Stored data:
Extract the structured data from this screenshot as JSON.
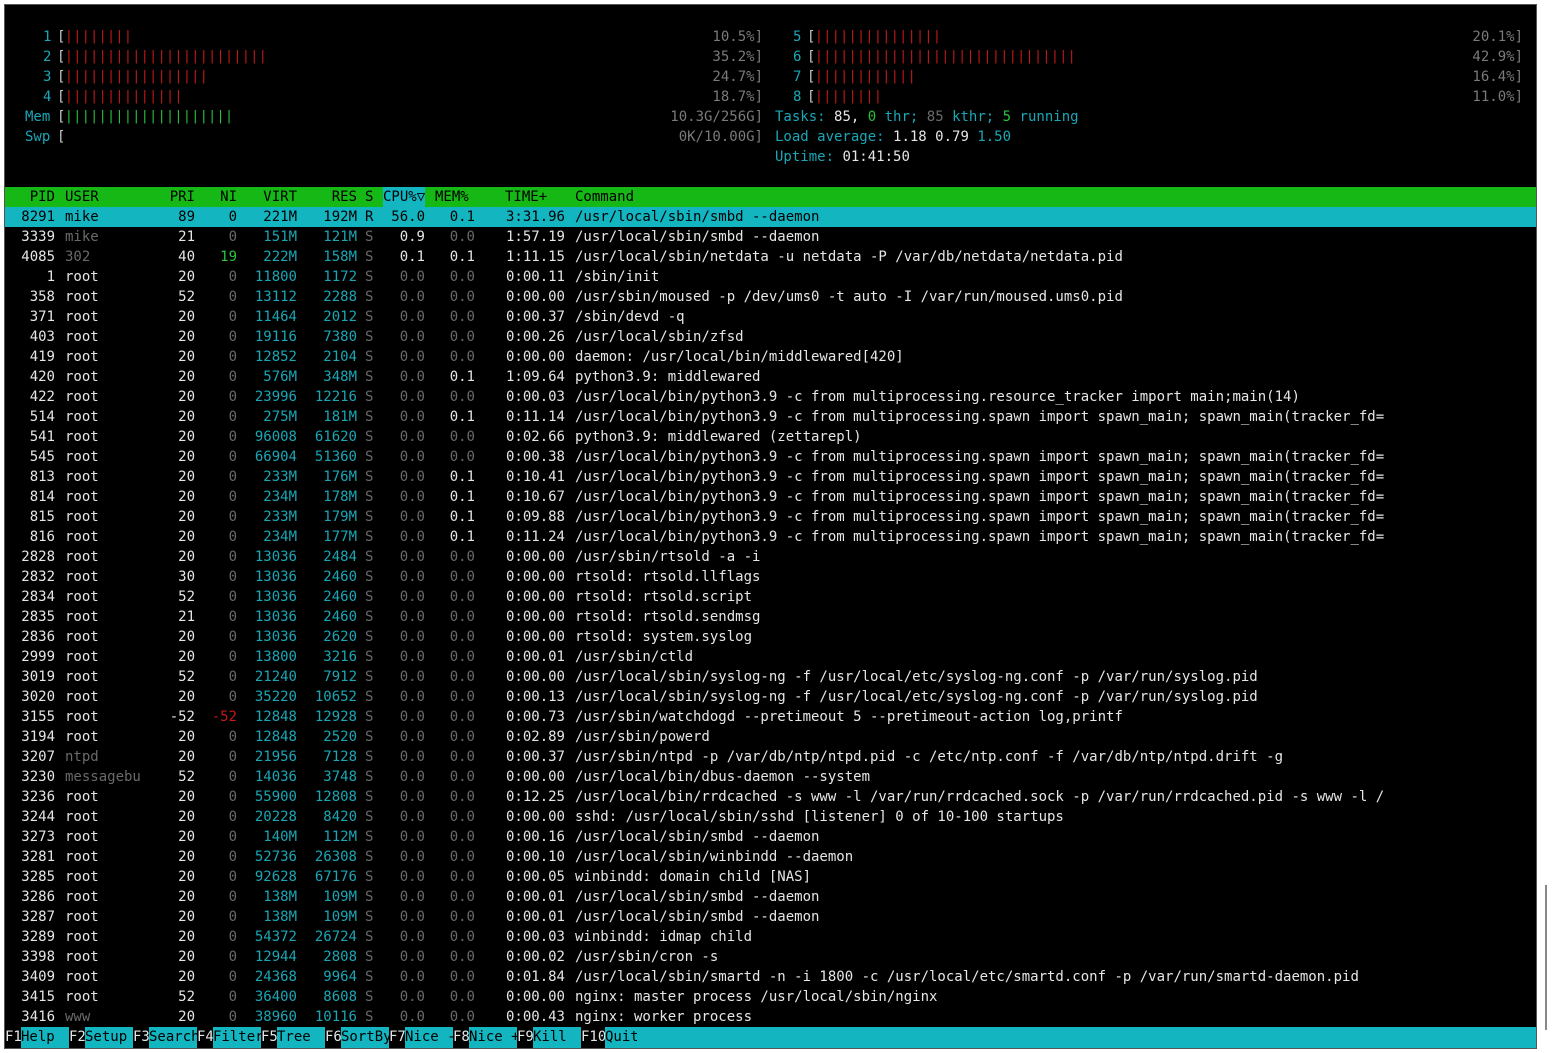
{
  "cpus": [
    {
      "id": "1",
      "bars": "||||||||",
      "pct": "10.5%]",
      "color": "red"
    },
    {
      "id": "2",
      "bars": "||||||||||||||||||||||||",
      "pct": "35.2%]",
      "color": "red"
    },
    {
      "id": "3",
      "bars": "|||||||||||||||||",
      "pct": "24.7%]",
      "color": "red"
    },
    {
      "id": "4",
      "bars": "||||||||||||||",
      "pct": "18.7%]",
      "color": "red"
    },
    {
      "id": "5",
      "bars": "|||||||||||||||",
      "pct": "20.1%]",
      "color": "red"
    },
    {
      "id": "6",
      "bars": "|||||||||||||||||||||||||||||||",
      "pct": "42.9%]",
      "color": "red"
    },
    {
      "id": "7",
      "bars": "||||||||||||",
      "pct": "16.4%]",
      "color": "red"
    },
    {
      "id": "8",
      "bars": "||||||||",
      "pct": "11.0%]",
      "color": "red"
    }
  ],
  "mem": {
    "label": "Mem",
    "bars": "||||||||||||||||||||",
    "value": "10.3G/256G]"
  },
  "swp": {
    "label": "Swp",
    "bars": "",
    "value": "0K/10.00G]"
  },
  "tasks": {
    "label": "Tasks:",
    "count": "85,",
    "thr": "0",
    "thr_label": "thr;",
    "kthr": "85",
    "kthr_label": "kthr;",
    "running": "5",
    "running_label": "running"
  },
  "load": {
    "label": "Load average:",
    "v1": "1.18",
    "v5": "0.79",
    "v15": "1.50"
  },
  "uptime": {
    "label": "Uptime:",
    "value": "01:41:50"
  },
  "columns": {
    "pid": "PID",
    "user": "USER",
    "pri": "PRI",
    "ni": "NI",
    "virt": "VIRT",
    "res": "RES",
    "s": "S",
    "cpu": "CPU%",
    "sort_arrow": "▽",
    "mem": "MEM%",
    "time": "TIME+",
    "cmd": "Command"
  },
  "processes": [
    {
      "pid": "8291",
      "user": "mike",
      "pri": "89",
      "ni": "0",
      "virt": "221M",
      "res": "192M",
      "s": "R",
      "cpu": "56.0",
      "mem": "0.1",
      "time": "3:31.96",
      "cmd": "/usr/local/sbin/smbd --daemon",
      "selected": true
    },
    {
      "pid": "3339",
      "user": "mike",
      "pri": "21",
      "ni": "0",
      "virt": "151M",
      "res": "121M",
      "s": "S",
      "cpu": "0.9",
      "mem": "0.0",
      "time": "1:57.19",
      "cmd": "/usr/local/sbin/smbd --daemon"
    },
    {
      "pid": "4085",
      "user": "302",
      "pri": "40",
      "ni": "19",
      "virt": "222M",
      "res": "158M",
      "s": "S",
      "cpu": "0.1",
      "mem": "0.1",
      "time": "1:11.15",
      "cmd": "/usr/local/sbin/netdata -u netdata -P /var/db/netdata/netdata.pid"
    },
    {
      "pid": "1",
      "user": "root",
      "pri": "20",
      "ni": "0",
      "virt": "11800",
      "res": "1172",
      "s": "S",
      "cpu": "0.0",
      "mem": "0.0",
      "time": "0:00.11",
      "cmd": "/sbin/init"
    },
    {
      "pid": "358",
      "user": "root",
      "pri": "52",
      "ni": "0",
      "virt": "13112",
      "res": "2288",
      "s": "S",
      "cpu": "0.0",
      "mem": "0.0",
      "time": "0:00.00",
      "cmd": "/usr/sbin/moused -p /dev/ums0 -t auto -I /var/run/moused.ums0.pid"
    },
    {
      "pid": "371",
      "user": "root",
      "pri": "20",
      "ni": "0",
      "virt": "11464",
      "res": "2012",
      "s": "S",
      "cpu": "0.0",
      "mem": "0.0",
      "time": "0:00.37",
      "cmd": "/sbin/devd -q"
    },
    {
      "pid": "403",
      "user": "root",
      "pri": "20",
      "ni": "0",
      "virt": "19116",
      "res": "7380",
      "s": "S",
      "cpu": "0.0",
      "mem": "0.0",
      "time": "0:00.26",
      "cmd": "/usr/local/sbin/zfsd"
    },
    {
      "pid": "419",
      "user": "root",
      "pri": "20",
      "ni": "0",
      "virt": "12852",
      "res": "2104",
      "s": "S",
      "cpu": "0.0",
      "mem": "0.0",
      "time": "0:00.00",
      "cmd": "daemon: /usr/local/bin/middlewared[420]"
    },
    {
      "pid": "420",
      "user": "root",
      "pri": "20",
      "ni": "0",
      "virt": "576M",
      "res": "348M",
      "s": "S",
      "cpu": "0.0",
      "mem": "0.1",
      "time": "1:09.64",
      "cmd": "python3.9: middlewared"
    },
    {
      "pid": "422",
      "user": "root",
      "pri": "20",
      "ni": "0",
      "virt": "23996",
      "res": "12216",
      "s": "S",
      "cpu": "0.0",
      "mem": "0.0",
      "time": "0:00.03",
      "cmd": "/usr/local/bin/python3.9 -c from multiprocessing.resource_tracker import main;main(14)"
    },
    {
      "pid": "514",
      "user": "root",
      "pri": "20",
      "ni": "0",
      "virt": "275M",
      "res": "181M",
      "s": "S",
      "cpu": "0.0",
      "mem": "0.1",
      "time": "0:11.14",
      "cmd": "/usr/local/bin/python3.9 -c from multiprocessing.spawn import spawn_main; spawn_main(tracker_fd="
    },
    {
      "pid": "541",
      "user": "root",
      "pri": "20",
      "ni": "0",
      "virt": "96008",
      "res": "61620",
      "s": "S",
      "cpu": "0.0",
      "mem": "0.0",
      "time": "0:02.66",
      "cmd": "python3.9: middlewared (zettarepl)"
    },
    {
      "pid": "545",
      "user": "root",
      "pri": "20",
      "ni": "0",
      "virt": "66904",
      "res": "51360",
      "s": "S",
      "cpu": "0.0",
      "mem": "0.0",
      "time": "0:00.38",
      "cmd": "/usr/local/bin/python3.9 -c from multiprocessing.spawn import spawn_main; spawn_main(tracker_fd="
    },
    {
      "pid": "813",
      "user": "root",
      "pri": "20",
      "ni": "0",
      "virt": "233M",
      "res": "176M",
      "s": "S",
      "cpu": "0.0",
      "mem": "0.1",
      "time": "0:10.41",
      "cmd": "/usr/local/bin/python3.9 -c from multiprocessing.spawn import spawn_main; spawn_main(tracker_fd="
    },
    {
      "pid": "814",
      "user": "root",
      "pri": "20",
      "ni": "0",
      "virt": "234M",
      "res": "178M",
      "s": "S",
      "cpu": "0.0",
      "mem": "0.1",
      "time": "0:10.67",
      "cmd": "/usr/local/bin/python3.9 -c from multiprocessing.spawn import spawn_main; spawn_main(tracker_fd="
    },
    {
      "pid": "815",
      "user": "root",
      "pri": "20",
      "ni": "0",
      "virt": "233M",
      "res": "179M",
      "s": "S",
      "cpu": "0.0",
      "mem": "0.1",
      "time": "0:09.88",
      "cmd": "/usr/local/bin/python3.9 -c from multiprocessing.spawn import spawn_main; spawn_main(tracker_fd="
    },
    {
      "pid": "816",
      "user": "root",
      "pri": "20",
      "ni": "0",
      "virt": "234M",
      "res": "177M",
      "s": "S",
      "cpu": "0.0",
      "mem": "0.1",
      "time": "0:11.24",
      "cmd": "/usr/local/bin/python3.9 -c from multiprocessing.spawn import spawn_main; spawn_main(tracker_fd="
    },
    {
      "pid": "2828",
      "user": "root",
      "pri": "20",
      "ni": "0",
      "virt": "13036",
      "res": "2484",
      "s": "S",
      "cpu": "0.0",
      "mem": "0.0",
      "time": "0:00.00",
      "cmd": "/usr/sbin/rtsold -a -i"
    },
    {
      "pid": "2832",
      "user": "root",
      "pri": "30",
      "ni": "0",
      "virt": "13036",
      "res": "2460",
      "s": "S",
      "cpu": "0.0",
      "mem": "0.0",
      "time": "0:00.00",
      "cmd": "rtsold: rtsold.llflags"
    },
    {
      "pid": "2834",
      "user": "root",
      "pri": "52",
      "ni": "0",
      "virt": "13036",
      "res": "2460",
      "s": "S",
      "cpu": "0.0",
      "mem": "0.0",
      "time": "0:00.00",
      "cmd": "rtsold: rtsold.script"
    },
    {
      "pid": "2835",
      "user": "root",
      "pri": "21",
      "ni": "0",
      "virt": "13036",
      "res": "2460",
      "s": "S",
      "cpu": "0.0",
      "mem": "0.0",
      "time": "0:00.00",
      "cmd": "rtsold: rtsold.sendmsg"
    },
    {
      "pid": "2836",
      "user": "root",
      "pri": "20",
      "ni": "0",
      "virt": "13036",
      "res": "2620",
      "s": "S",
      "cpu": "0.0",
      "mem": "0.0",
      "time": "0:00.00",
      "cmd": "rtsold: system.syslog"
    },
    {
      "pid": "2999",
      "user": "root",
      "pri": "20",
      "ni": "0",
      "virt": "13800",
      "res": "3216",
      "s": "S",
      "cpu": "0.0",
      "mem": "0.0",
      "time": "0:00.01",
      "cmd": "/usr/sbin/ctld"
    },
    {
      "pid": "3019",
      "user": "root",
      "pri": "52",
      "ni": "0",
      "virt": "21240",
      "res": "7912",
      "s": "S",
      "cpu": "0.0",
      "mem": "0.0",
      "time": "0:00.00",
      "cmd": "/usr/local/sbin/syslog-ng -f /usr/local/etc/syslog-ng.conf -p /var/run/syslog.pid"
    },
    {
      "pid": "3020",
      "user": "root",
      "pri": "20",
      "ni": "0",
      "virt": "35220",
      "res": "10652",
      "s": "S",
      "cpu": "0.0",
      "mem": "0.0",
      "time": "0:00.13",
      "cmd": "/usr/local/sbin/syslog-ng -f /usr/local/etc/syslog-ng.conf -p /var/run/syslog.pid"
    },
    {
      "pid": "3155",
      "user": "root",
      "pri": "-52",
      "ni": "-52",
      "virt": "12848",
      "res": "12928",
      "s": "S",
      "cpu": "0.0",
      "mem": "0.0",
      "time": "0:00.73",
      "cmd": "/usr/sbin/watchdogd --pretimeout 5 --pretimeout-action log,printf"
    },
    {
      "pid": "3194",
      "user": "root",
      "pri": "20",
      "ni": "0",
      "virt": "12848",
      "res": "2520",
      "s": "S",
      "cpu": "0.0",
      "mem": "0.0",
      "time": "0:02.89",
      "cmd": "/usr/sbin/powerd"
    },
    {
      "pid": "3207",
      "user": "ntpd",
      "pri": "20",
      "ni": "0",
      "virt": "21956",
      "res": "7128",
      "s": "S",
      "cpu": "0.0",
      "mem": "0.0",
      "time": "0:00.37",
      "cmd": "/usr/sbin/ntpd -p /var/db/ntp/ntpd.pid -c /etc/ntp.conf -f /var/db/ntp/ntpd.drift -g"
    },
    {
      "pid": "3230",
      "user": "messagebu",
      "pri": "52",
      "ni": "0",
      "virt": "14036",
      "res": "3748",
      "s": "S",
      "cpu": "0.0",
      "mem": "0.0",
      "time": "0:00.00",
      "cmd": "/usr/local/bin/dbus-daemon --system"
    },
    {
      "pid": "3236",
      "user": "root",
      "pri": "20",
      "ni": "0",
      "virt": "55900",
      "res": "12808",
      "s": "S",
      "cpu": "0.0",
      "mem": "0.0",
      "time": "0:12.25",
      "cmd": "/usr/local/bin/rrdcached -s www -l /var/run/rrdcached.sock -p /var/run/rrdcached.pid -s www -l /"
    },
    {
      "pid": "3244",
      "user": "root",
      "pri": "20",
      "ni": "0",
      "virt": "20228",
      "res": "8420",
      "s": "S",
      "cpu": "0.0",
      "mem": "0.0",
      "time": "0:00.00",
      "cmd": "sshd: /usr/local/sbin/sshd [listener] 0 of 10-100 startups"
    },
    {
      "pid": "3273",
      "user": "root",
      "pri": "20",
      "ni": "0",
      "virt": "140M",
      "res": "112M",
      "s": "S",
      "cpu": "0.0",
      "mem": "0.0",
      "time": "0:00.16",
      "cmd": "/usr/local/sbin/smbd --daemon"
    },
    {
      "pid": "3281",
      "user": "root",
      "pri": "20",
      "ni": "0",
      "virt": "52736",
      "res": "26308",
      "s": "S",
      "cpu": "0.0",
      "mem": "0.0",
      "time": "0:00.10",
      "cmd": "/usr/local/sbin/winbindd --daemon"
    },
    {
      "pid": "3285",
      "user": "root",
      "pri": "20",
      "ni": "0",
      "virt": "92628",
      "res": "67176",
      "s": "S",
      "cpu": "0.0",
      "mem": "0.0",
      "time": "0:00.05",
      "cmd": "winbindd: domain child [NAS]"
    },
    {
      "pid": "3286",
      "user": "root",
      "pri": "20",
      "ni": "0",
      "virt": "138M",
      "res": "109M",
      "s": "S",
      "cpu": "0.0",
      "mem": "0.0",
      "time": "0:00.01",
      "cmd": "/usr/local/sbin/smbd --daemon"
    },
    {
      "pid": "3287",
      "user": "root",
      "pri": "20",
      "ni": "0",
      "virt": "138M",
      "res": "109M",
      "s": "S",
      "cpu": "0.0",
      "mem": "0.0",
      "time": "0:00.01",
      "cmd": "/usr/local/sbin/smbd --daemon"
    },
    {
      "pid": "3289",
      "user": "root",
      "pri": "20",
      "ni": "0",
      "virt": "54372",
      "res": "26724",
      "s": "S",
      "cpu": "0.0",
      "mem": "0.0",
      "time": "0:00.03",
      "cmd": "winbindd: idmap child"
    },
    {
      "pid": "3398",
      "user": "root",
      "pri": "20",
      "ni": "0",
      "virt": "12944",
      "res": "2808",
      "s": "S",
      "cpu": "0.0",
      "mem": "0.0",
      "time": "0:00.02",
      "cmd": "/usr/sbin/cron -s"
    },
    {
      "pid": "3409",
      "user": "root",
      "pri": "20",
      "ni": "0",
      "virt": "24368",
      "res": "9964",
      "s": "S",
      "cpu": "0.0",
      "mem": "0.0",
      "time": "0:01.84",
      "cmd": "/usr/local/sbin/smartd -n -i 1800 -c /usr/local/etc/smartd.conf -p /var/run/smartd-daemon.pid"
    },
    {
      "pid": "3415",
      "user": "root",
      "pri": "52",
      "ni": "0",
      "virt": "36400",
      "res": "8608",
      "s": "S",
      "cpu": "0.0",
      "mem": "0.0",
      "time": "0:00.00",
      "cmd": "nginx: master process /usr/local/sbin/nginx"
    },
    {
      "pid": "3416",
      "user": "www",
      "pri": "20",
      "ni": "0",
      "virt": "38960",
      "res": "10116",
      "s": "S",
      "cpu": "0.0",
      "mem": "0.0",
      "time": "0:00.43",
      "cmd": "nginx: worker process"
    }
  ],
  "fkeys": [
    {
      "key": "F1",
      "label": "Help  "
    },
    {
      "key": "F2",
      "label": "Setup "
    },
    {
      "key": "F3",
      "label": "Search"
    },
    {
      "key": "F4",
      "label": "Filter"
    },
    {
      "key": "F5",
      "label": "Tree  "
    },
    {
      "key": "F6",
      "label": "SortBy"
    },
    {
      "key": "F7",
      "label": "Nice -"
    },
    {
      "key": "F8",
      "label": "Nice +"
    },
    {
      "key": "F9",
      "label": "Kill  "
    },
    {
      "key": "F10",
      "label": "Quit"
    }
  ],
  "colors": {
    "bg": "#000000",
    "cyan": "#1aa6b5",
    "green": "#16b816",
    "red": "#c41a1a",
    "selection": "#12b5c0"
  }
}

- [REQUIREMENT]:
Only a number is wanted here: how many lines in the data above include the string "ntpd"?

- [WORKED SOLUTION]:
2